Take every line that has the string "paws" and copy it out.

--- Dataset excerpts ---
%%

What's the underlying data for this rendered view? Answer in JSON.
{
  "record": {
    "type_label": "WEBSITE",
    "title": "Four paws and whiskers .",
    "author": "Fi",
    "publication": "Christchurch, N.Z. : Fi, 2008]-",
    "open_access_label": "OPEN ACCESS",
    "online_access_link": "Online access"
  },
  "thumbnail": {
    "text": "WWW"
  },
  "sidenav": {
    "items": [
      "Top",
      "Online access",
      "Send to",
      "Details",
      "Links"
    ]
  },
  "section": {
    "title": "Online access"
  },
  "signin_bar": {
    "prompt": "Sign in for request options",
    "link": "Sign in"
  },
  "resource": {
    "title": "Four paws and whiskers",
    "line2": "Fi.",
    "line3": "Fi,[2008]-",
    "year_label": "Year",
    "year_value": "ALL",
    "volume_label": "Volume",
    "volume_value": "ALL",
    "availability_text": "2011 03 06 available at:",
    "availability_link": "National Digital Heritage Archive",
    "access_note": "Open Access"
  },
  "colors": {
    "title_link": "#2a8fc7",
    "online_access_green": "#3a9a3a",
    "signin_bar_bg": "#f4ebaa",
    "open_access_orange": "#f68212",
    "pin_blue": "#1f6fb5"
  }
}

%%

--- Full response ---
    "title": "Four paws and whiskers .",
    "title": "Four paws and whiskers",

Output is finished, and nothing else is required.